■ **Provided data**
## start

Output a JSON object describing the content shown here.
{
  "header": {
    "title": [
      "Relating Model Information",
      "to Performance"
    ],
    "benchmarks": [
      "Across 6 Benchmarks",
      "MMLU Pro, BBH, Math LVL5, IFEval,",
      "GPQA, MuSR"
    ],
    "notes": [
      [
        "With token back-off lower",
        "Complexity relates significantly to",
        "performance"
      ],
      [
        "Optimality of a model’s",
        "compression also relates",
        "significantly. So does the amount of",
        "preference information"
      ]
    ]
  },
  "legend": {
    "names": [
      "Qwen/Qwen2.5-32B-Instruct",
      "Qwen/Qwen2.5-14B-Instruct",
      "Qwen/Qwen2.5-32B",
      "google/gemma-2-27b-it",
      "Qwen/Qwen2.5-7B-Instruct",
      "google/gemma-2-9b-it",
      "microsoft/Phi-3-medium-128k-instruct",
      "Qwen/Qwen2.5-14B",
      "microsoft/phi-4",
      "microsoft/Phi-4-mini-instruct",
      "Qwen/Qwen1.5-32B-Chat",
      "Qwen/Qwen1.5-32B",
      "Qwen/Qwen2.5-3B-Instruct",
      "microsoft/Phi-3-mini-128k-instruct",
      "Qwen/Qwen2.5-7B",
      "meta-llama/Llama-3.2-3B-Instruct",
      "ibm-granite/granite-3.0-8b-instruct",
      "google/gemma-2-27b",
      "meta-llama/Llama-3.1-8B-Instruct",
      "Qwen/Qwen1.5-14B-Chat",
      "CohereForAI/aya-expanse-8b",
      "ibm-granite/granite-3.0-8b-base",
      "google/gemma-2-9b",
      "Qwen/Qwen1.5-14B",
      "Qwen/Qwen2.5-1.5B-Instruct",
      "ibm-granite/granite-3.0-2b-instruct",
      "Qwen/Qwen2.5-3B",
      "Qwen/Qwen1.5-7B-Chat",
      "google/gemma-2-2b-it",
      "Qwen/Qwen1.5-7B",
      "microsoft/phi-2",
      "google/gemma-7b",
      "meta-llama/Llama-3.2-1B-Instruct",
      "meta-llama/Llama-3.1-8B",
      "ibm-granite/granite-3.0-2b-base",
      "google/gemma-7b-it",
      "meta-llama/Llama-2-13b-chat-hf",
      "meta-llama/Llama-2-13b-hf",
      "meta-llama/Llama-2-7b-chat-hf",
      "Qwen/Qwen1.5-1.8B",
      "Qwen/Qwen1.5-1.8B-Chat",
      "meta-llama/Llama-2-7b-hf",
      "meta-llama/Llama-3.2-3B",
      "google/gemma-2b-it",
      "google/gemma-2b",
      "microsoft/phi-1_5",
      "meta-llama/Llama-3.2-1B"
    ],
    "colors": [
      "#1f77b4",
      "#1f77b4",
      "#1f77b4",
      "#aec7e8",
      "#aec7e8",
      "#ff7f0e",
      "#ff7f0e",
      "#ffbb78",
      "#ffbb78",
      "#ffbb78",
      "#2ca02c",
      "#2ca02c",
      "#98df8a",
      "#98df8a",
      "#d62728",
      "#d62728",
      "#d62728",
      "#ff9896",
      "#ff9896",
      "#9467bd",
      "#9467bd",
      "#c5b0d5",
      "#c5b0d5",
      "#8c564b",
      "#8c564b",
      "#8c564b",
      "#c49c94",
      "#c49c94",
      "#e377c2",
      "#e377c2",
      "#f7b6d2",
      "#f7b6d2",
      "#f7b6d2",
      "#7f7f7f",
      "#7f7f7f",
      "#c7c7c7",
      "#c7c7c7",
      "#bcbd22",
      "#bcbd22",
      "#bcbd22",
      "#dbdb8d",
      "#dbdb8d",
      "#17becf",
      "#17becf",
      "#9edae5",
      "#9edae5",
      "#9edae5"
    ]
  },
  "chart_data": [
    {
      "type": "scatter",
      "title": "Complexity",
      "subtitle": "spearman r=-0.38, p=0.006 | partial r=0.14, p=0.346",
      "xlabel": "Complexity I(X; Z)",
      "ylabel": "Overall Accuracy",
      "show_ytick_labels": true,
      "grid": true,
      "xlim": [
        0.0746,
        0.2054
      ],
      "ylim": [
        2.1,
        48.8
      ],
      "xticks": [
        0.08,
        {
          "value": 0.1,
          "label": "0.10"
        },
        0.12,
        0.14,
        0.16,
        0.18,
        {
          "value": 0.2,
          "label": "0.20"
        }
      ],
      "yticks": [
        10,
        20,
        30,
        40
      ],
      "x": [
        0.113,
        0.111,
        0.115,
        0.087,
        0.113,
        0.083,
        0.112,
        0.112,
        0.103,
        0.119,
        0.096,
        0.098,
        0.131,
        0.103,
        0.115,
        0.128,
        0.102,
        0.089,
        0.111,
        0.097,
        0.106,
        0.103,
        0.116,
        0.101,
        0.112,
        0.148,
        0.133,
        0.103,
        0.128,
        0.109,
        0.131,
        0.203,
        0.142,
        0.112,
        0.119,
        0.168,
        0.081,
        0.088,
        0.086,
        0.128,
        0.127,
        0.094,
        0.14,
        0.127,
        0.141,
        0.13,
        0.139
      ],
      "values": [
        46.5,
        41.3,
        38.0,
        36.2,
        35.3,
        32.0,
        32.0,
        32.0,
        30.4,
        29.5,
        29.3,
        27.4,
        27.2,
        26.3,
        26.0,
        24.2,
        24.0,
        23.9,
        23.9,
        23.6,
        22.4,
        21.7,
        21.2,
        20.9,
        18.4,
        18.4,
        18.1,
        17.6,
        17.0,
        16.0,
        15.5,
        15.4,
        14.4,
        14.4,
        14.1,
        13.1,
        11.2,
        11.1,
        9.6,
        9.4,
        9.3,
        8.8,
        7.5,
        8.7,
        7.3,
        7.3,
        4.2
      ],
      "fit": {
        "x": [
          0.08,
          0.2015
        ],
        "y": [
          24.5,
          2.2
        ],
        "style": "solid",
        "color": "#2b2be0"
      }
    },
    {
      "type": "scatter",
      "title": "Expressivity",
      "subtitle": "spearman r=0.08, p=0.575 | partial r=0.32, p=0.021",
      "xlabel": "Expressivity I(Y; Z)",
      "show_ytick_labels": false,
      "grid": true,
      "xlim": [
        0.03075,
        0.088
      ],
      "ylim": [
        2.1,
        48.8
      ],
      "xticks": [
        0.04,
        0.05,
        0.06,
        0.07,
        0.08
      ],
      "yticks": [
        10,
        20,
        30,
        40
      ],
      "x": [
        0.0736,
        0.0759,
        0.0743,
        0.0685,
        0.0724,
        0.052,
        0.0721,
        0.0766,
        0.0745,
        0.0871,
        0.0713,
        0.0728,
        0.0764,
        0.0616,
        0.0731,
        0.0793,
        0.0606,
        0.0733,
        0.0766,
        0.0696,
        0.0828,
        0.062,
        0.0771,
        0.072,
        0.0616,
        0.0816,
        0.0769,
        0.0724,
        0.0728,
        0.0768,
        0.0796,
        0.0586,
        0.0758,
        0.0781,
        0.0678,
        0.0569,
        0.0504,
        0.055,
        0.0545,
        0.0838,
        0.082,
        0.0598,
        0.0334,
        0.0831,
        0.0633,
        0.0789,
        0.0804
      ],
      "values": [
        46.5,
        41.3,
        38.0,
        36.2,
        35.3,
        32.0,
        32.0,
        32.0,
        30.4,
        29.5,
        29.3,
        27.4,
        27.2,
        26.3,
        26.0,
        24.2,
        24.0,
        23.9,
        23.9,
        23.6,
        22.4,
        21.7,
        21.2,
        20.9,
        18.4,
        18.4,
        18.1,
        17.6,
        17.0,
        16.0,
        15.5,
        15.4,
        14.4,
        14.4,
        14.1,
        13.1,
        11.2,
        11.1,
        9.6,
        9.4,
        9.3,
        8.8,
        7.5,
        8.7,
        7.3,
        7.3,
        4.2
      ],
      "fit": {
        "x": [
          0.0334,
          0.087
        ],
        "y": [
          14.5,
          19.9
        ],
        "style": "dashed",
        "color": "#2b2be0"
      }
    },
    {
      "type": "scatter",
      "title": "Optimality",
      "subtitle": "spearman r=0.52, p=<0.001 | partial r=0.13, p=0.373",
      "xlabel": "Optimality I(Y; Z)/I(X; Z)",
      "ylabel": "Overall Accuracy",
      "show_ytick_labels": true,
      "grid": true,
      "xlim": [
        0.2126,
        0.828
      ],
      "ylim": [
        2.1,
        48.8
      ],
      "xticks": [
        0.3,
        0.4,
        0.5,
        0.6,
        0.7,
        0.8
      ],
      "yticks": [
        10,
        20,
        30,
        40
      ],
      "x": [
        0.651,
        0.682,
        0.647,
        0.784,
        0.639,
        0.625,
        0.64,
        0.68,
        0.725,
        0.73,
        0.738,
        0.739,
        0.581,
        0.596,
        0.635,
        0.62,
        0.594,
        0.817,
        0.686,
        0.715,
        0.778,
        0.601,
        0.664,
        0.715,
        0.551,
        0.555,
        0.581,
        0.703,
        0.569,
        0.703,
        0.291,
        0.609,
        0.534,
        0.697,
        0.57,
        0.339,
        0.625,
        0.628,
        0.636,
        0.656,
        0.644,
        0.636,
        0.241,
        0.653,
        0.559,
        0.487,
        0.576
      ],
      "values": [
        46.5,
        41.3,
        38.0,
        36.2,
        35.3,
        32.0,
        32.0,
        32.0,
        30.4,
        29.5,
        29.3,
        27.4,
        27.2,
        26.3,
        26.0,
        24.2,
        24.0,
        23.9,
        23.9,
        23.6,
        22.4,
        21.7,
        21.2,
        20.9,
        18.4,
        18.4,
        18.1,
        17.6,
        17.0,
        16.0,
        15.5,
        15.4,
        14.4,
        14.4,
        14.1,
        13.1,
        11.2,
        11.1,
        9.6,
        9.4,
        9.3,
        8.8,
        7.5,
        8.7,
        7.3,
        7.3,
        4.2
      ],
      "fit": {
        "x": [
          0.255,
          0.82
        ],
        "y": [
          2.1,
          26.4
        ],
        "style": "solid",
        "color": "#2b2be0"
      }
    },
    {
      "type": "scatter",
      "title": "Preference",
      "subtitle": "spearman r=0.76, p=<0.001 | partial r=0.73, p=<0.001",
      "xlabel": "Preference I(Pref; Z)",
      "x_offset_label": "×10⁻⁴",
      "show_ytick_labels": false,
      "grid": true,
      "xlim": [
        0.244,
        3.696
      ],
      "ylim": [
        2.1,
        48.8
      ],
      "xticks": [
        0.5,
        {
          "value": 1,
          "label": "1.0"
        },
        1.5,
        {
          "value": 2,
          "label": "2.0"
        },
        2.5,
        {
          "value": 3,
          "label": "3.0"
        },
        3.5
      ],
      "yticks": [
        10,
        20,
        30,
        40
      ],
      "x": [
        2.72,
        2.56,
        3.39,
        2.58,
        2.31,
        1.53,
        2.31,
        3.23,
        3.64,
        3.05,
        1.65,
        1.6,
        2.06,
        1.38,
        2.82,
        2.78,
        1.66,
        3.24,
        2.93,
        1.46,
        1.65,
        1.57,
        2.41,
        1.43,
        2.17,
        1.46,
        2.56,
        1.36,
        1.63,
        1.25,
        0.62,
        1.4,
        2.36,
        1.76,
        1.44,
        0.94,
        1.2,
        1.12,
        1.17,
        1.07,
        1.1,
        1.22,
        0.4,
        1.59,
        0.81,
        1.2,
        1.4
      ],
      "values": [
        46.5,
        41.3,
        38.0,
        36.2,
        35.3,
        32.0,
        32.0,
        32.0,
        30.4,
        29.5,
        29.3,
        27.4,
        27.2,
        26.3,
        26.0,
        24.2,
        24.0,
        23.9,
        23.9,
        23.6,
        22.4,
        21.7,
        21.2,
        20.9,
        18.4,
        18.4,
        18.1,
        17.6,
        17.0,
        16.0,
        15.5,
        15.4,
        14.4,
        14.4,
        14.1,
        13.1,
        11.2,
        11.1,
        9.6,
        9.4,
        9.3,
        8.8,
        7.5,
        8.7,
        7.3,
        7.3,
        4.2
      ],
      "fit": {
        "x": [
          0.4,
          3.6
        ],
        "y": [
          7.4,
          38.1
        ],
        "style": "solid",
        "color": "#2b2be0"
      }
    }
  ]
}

## end

■ **Directions**
Look for the word "partial" in every line of the listing and copy the lines that have it.

■ **Worked answer**
      "subtitle": "spearman r=-0.38, p=0.006 | partial r=0.14, p=0.346",
      "subtitle": "spearman r=0.08, p=0.575 | partial r=0.32, p=0.021",
      "subtitle": "spearman r=0.52, p=<0.001 | partial r=0.13, p=0.373",
      "subtitle": "spearman r=0.76, p=<0.001 | partial r=0.73, p=<0.001",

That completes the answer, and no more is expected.